▸ SUPPLIED INFORMATION:
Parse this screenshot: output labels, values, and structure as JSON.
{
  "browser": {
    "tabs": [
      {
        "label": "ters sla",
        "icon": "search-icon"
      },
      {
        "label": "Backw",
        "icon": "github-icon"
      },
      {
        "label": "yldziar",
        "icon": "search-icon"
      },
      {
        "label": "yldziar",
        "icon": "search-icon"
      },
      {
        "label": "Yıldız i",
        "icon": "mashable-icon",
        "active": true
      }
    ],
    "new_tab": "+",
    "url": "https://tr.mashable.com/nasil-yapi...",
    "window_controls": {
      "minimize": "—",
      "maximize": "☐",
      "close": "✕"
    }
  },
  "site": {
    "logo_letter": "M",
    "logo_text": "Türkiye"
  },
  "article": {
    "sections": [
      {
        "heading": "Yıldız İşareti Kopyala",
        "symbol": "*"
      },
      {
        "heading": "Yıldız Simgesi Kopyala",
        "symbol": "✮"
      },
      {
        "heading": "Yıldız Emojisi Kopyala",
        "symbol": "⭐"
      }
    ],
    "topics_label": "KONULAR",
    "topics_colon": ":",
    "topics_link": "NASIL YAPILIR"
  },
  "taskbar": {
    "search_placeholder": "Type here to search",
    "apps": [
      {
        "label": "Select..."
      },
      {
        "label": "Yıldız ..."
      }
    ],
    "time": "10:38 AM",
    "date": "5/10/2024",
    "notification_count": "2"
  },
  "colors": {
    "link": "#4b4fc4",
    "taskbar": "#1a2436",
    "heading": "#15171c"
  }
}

▸ TO DO: All of the lines above must be returned exactly.

▸ OUTPUT OF THE EXERCISE:
Parse this screenshot: output labels, values, and structure as JSON.
{
  "browser": {
    "tabs": [
      {
        "label": "ters sla",
        "icon": "search-icon"
      },
      {
        "label": "Backw",
        "icon": "github-icon"
      },
      {
        "label": "yldziar",
        "icon": "search-icon"
      },
      {
        "label": "yldziar",
        "icon": "search-icon"
      },
      {
        "label": "Yıldız i",
        "icon": "mashable-icon",
        "active": true
      }
    ],
    "new_tab": "+",
    "url": "https://tr.mashable.com/nasil-yapi...",
    "window_controls": {
      "minimize": "—",
      "maximize": "☐",
      "close": "✕"
    }
  },
  "site": {
    "logo_letter": "M",
    "logo_text": "Türkiye"
  },
  "article": {
    "sections": [
      {
        "heading": "Yıldız İşareti Kopyala",
        "symbol": "*"
      },
      {
        "heading": "Yıldız Simgesi Kopyala",
        "symbol": "✮"
      },
      {
        "heading": "Yıldız Emojisi Kopyala",
        "symbol": "⭐"
      }
    ],
    "topics_label": "KONULAR",
    "topics_colon": ":",
    "topics_link": "NASIL YAPILIR"
  },
  "taskbar": {
    "search_placeholder": "Type here to search",
    "apps": [
      {
        "label": "Select..."
      },
      {
        "label": "Yıldız ..."
      }
    ],
    "time": "10:38 AM",
    "date": "5/10/2024",
    "notification_count": "2"
  },
  "colors": {
    "link": "#4b4fc4",
    "taskbar": "#1a2436",
    "heading": "#15171c"
  }
}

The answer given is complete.